### Exercise description
Note how many lines hold "title" and report that number by itself.
-- start of Material provided --
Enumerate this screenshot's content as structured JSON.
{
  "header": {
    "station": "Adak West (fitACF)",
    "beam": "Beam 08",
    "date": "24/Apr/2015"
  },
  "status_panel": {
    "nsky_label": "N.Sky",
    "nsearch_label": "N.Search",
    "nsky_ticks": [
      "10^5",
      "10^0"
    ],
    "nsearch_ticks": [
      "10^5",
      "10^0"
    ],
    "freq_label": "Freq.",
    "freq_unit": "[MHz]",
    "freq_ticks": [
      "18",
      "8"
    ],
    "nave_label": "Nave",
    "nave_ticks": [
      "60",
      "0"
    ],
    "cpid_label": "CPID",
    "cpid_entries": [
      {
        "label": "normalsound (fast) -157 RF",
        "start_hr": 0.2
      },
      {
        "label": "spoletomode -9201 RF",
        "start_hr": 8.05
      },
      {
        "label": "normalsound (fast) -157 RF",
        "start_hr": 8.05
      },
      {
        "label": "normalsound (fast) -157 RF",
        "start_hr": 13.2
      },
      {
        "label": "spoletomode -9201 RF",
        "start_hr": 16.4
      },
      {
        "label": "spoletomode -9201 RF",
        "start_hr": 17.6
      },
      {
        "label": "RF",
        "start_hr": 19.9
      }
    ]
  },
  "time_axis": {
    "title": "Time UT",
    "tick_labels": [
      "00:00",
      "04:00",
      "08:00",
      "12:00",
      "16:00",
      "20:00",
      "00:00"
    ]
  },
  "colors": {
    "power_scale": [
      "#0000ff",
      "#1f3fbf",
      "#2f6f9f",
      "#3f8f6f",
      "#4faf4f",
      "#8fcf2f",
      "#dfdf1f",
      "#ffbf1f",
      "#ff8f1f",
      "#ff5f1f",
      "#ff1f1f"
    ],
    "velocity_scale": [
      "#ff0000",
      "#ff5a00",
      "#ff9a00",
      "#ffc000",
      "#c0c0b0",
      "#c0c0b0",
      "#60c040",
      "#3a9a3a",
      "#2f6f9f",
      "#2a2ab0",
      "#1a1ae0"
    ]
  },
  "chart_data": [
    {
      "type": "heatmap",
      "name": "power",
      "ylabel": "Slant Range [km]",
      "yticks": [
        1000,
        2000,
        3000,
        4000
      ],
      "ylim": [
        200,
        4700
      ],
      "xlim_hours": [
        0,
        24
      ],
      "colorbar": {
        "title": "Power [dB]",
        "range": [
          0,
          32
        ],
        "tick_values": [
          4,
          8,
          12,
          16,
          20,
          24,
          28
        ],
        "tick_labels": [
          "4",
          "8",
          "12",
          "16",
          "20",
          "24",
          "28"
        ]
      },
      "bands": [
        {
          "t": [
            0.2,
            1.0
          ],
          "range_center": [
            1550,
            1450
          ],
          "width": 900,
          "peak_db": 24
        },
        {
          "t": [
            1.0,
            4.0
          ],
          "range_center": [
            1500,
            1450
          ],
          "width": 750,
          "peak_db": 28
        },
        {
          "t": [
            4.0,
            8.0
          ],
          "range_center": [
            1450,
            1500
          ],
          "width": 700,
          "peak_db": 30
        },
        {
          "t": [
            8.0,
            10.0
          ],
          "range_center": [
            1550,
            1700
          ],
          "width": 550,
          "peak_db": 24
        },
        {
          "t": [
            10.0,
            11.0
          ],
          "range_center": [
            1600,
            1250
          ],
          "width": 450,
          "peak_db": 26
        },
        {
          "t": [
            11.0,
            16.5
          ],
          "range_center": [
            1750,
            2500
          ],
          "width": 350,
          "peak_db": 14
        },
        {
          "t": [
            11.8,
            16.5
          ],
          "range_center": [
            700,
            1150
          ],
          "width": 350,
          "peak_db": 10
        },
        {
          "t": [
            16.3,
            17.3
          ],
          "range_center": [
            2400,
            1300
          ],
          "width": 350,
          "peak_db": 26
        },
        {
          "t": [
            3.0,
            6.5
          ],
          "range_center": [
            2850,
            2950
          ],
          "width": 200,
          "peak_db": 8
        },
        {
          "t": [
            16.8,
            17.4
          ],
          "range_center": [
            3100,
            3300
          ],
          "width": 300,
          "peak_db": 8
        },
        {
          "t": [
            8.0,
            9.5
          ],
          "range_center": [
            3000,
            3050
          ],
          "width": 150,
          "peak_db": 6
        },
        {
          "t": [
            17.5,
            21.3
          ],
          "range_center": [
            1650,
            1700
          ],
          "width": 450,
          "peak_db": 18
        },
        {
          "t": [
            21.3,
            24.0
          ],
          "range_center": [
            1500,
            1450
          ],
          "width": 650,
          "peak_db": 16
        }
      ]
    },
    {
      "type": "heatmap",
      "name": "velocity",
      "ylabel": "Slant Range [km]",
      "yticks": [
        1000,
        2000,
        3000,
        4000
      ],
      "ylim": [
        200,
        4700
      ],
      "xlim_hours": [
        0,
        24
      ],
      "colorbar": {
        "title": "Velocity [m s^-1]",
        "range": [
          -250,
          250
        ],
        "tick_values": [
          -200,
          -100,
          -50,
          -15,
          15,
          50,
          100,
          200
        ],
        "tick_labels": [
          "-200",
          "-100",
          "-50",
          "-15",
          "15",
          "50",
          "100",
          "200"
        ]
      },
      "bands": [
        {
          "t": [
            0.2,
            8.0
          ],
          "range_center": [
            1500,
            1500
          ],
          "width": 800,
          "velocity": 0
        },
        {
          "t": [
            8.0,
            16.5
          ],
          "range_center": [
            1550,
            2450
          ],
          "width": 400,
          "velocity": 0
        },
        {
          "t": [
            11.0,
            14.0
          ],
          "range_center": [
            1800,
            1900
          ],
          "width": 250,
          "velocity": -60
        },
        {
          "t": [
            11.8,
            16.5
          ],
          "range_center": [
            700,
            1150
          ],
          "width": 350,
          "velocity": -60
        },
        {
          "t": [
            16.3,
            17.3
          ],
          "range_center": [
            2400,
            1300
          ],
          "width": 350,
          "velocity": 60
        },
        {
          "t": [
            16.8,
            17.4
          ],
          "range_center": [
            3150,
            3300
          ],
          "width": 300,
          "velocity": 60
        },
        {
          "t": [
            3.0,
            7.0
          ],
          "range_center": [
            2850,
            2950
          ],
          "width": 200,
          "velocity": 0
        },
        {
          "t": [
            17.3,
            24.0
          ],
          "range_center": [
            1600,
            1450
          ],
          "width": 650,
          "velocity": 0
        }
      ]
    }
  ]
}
-- end of Material provided --
### Solution to the problem
3